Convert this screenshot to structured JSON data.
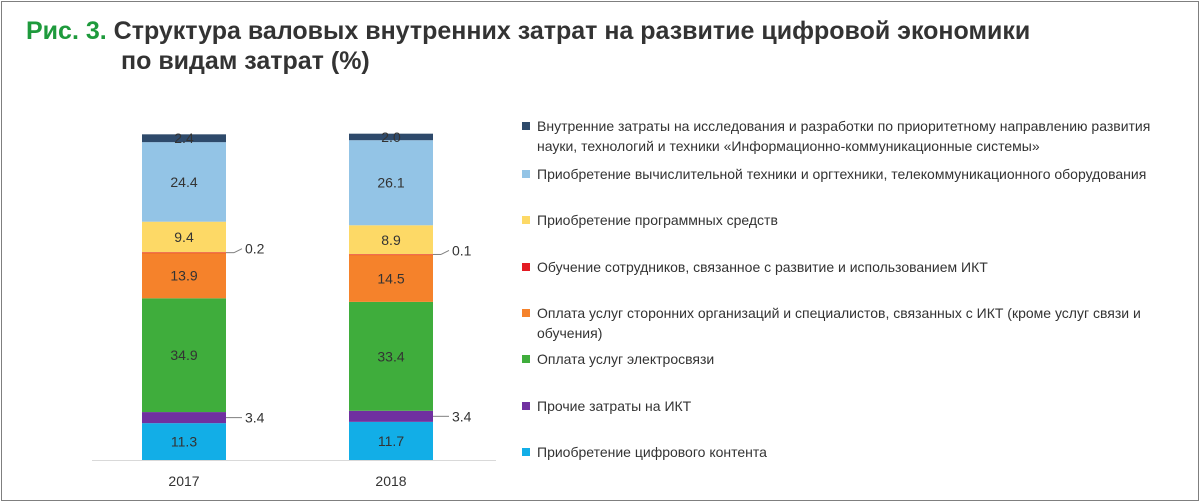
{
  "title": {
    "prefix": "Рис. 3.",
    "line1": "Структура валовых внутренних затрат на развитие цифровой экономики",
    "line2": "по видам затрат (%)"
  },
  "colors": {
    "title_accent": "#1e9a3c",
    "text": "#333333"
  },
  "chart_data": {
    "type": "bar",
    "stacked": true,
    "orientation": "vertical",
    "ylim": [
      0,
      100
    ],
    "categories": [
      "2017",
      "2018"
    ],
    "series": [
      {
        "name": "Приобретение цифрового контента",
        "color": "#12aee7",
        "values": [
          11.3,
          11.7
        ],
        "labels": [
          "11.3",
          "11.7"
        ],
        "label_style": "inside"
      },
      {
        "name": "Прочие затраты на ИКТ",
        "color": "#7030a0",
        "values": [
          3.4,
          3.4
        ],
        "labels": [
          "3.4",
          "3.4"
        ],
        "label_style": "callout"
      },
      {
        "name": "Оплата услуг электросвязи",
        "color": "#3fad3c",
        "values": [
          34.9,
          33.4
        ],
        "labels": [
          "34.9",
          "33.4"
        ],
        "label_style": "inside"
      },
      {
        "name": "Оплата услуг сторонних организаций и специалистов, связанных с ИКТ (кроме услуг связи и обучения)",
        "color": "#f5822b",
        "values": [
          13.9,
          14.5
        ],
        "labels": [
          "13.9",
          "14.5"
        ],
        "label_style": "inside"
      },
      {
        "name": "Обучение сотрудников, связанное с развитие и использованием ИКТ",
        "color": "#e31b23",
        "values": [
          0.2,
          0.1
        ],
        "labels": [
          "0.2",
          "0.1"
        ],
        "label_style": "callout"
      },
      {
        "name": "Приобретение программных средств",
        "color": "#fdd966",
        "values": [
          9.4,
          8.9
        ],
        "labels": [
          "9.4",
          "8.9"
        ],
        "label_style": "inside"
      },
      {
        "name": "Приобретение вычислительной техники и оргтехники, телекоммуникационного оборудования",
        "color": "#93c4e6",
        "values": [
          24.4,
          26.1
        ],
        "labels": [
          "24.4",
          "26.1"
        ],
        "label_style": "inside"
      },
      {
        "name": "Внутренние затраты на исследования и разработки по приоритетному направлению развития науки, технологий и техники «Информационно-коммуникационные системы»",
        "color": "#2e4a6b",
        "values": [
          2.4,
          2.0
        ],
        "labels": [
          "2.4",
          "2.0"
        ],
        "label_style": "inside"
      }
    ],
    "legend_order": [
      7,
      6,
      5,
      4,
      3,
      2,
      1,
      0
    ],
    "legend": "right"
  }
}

==

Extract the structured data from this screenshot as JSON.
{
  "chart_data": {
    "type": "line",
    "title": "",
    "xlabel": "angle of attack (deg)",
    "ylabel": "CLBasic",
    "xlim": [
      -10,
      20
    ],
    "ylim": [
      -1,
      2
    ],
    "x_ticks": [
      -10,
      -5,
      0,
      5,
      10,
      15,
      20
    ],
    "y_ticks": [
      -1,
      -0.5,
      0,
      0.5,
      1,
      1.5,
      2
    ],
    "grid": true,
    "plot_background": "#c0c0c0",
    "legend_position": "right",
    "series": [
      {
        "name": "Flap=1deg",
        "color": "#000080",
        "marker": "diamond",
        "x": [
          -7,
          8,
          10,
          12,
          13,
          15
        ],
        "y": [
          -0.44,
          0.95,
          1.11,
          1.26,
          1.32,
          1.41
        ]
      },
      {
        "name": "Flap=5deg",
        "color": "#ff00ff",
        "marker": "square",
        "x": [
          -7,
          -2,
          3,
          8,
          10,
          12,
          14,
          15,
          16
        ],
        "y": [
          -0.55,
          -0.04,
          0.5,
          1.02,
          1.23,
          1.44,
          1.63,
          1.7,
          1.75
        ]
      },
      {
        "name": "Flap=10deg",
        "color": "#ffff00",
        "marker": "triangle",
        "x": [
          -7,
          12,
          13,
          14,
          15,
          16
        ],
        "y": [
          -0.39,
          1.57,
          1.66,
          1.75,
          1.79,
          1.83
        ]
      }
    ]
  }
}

■ EXERCISE REQUIREMENTS:
From the listing above, copy every line that includes the word "marker".

■ ANSWER TO THE PROBLEM:
        "marker": "diamond",
        "marker": "square",
        "marker": "triangle",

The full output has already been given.